Problem to work on: Only the pictures are omitted; repeat all other data exactly.

Provided entries:
----------
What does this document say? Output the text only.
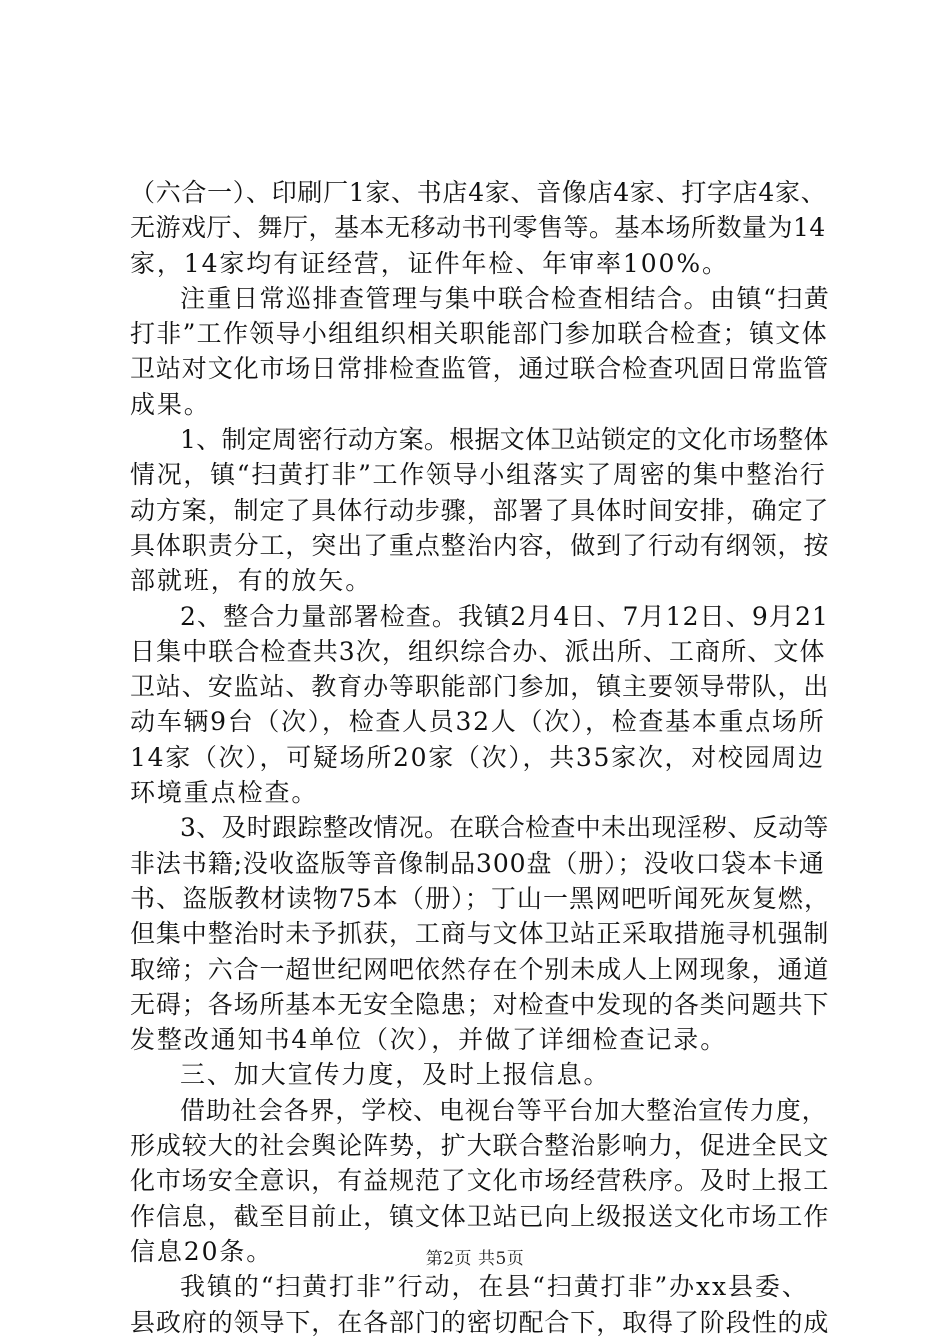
（六合一）、印刷厂1家、书店4家、音像店4家、打字店4家、
无游戏厅、舞厅，基本无移动书刊零售等。基本场所数量为14
家，14家均有证经营，证件年检、年审率100%。
注重日常巡排查管理与集中联合检查相结合。由镇“扫黄
打非”工作领导小组组织相关职能部门参加联合检查；镇文体
卫站对文化市场日常排检查监管，通过联合检查巩固日常监管
成果。
1、制定周密行动方案。根据文体卫站锁定的文化市场整体
情况，镇“扫黄打非”工作领导小组落实了周密的集中整治行
动方案，制定了具体行动步骤，部署了具体时间安排，确定了
具体职责分工，突出了重点整治内容，做到了行动有纲领，按
部就班，有的放矢。
2、整合力量部署检查。我镇2月4日、7月12日、9月21
日集中联合检查共3次，组织综合办、派出所、工商所、文体
卫站、安监站、教育办等职能部门参加，镇主要领导带队，出
动车辆9台（次），检查人员32人（次），检查基本重点场所
14家（次），可疑场所20家（次），共35家次，对校园周边
环境重点检查。
3、及时跟踪整改情况。在联合检查中未出现淫秽、反动等
非法书籍;没收盗版等音像制品300盘（册）；没收口袋本卡通
书、盗版教材读物75本（册）；丁山一黑网吧听闻死灰复燃，
但集中整治时未予抓获，工商与文体卫站正采取措施寻机强制
取缔；六合一超世纪网吧依然存在个别未成人上网现象，通道
无碍；各场所基本无安全隐患；对检查中发现的各类问题共下
发整改通知书4单位（次），并做了详细检查记录。
三、加大宣传力度，及时上报信息。
借助社会各界，学校、电视台等平台加大整治宣传力度，
形成较大的社会舆论阵势，扩大联合整治影响力，促进全民文
化市场安全意识，有益规范了文化市场经营秩序。及时上报工
作信息，截至目前止，镇文体卫站已向上级报送文化市场工作
信息20条。
我镇的“扫黄打非”行动，在县“扫黄打非”办xx县委、
县政府的领导下，在各部门的密切配合下，取得了阶段性的成
第2页 共5页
----------
Written response:
What does this document say? Output the text only.
（六合一）、印刷厂1家、书店4家、音像店4家、打字店4家、
无游戏厅、舞厅，基本无移动书刊零售等。基本场所数量为14
家，14家均有证经营，证件年检、年审率100%。
注重日常巡排查管理与集中联合检查相结合。由镇“扫黄
打非”工作领导小组组织相关职能部门参加联合检查；镇文体
卫站对文化市场日常排检查监管，通过联合检查巩固日常监管
成果。
1、制定周密行动方案。根据文体卫站锁定的文化市场整体
情况，镇“扫黄打非”工作领导小组落实了周密的集中整治行
动方案，制定了具体行动步骤，部署了具体时间安排，确定了
具体职责分工，突出了重点整治内容，做到了行动有纲领，按
部就班，有的放矢。
2、整合力量部署检查。我镇2月4日、7月12日、9月21
日集中联合检查共3次，组织综合办、派出所、工商所、文体
卫站、安监站、教育办等职能部门参加，镇主要领导带队，出
动车辆9台（次），检查人员32人（次），检查基本重点场所
14家（次），可疑场所20家（次），共35家次，对校园周边
环境重点检查。
3、及时跟踪整改情况。在联合检查中未出现淫秽、反动等
非法书籍;没收盗版等音像制品300盘（册）；没收口袋本卡通
书、盗版教材读物75本（册）；丁山一黑网吧听闻死灰复燃，
但集中整治时未予抓获，工商与文体卫站正采取措施寻机强制
取缔；六合一超世纪网吧依然存在个别未成人上网现象，通道
无碍；各场所基本无安全隐患；对检查中发现的各类问题共下
发整改通知书4单位（次），并做了详细检查记录。
三、加大宣传力度，及时上报信息。
借助社会各界，学校、电视台等平台加大整治宣传力度，
形成较大的社会舆论阵势，扩大联合整治影响力，促进全民文
化市场安全意识，有益规范了文化市场经营秩序。及时上报工
作信息，截至目前止，镇文体卫站已向上级报送文化市场工作
信息20条。
我镇的“扫黄打非”行动，在县“扫黄打非”办xx县委、
县政府的领导下，在各部门的密切配合下，取得了阶段性的成
第2页 共5页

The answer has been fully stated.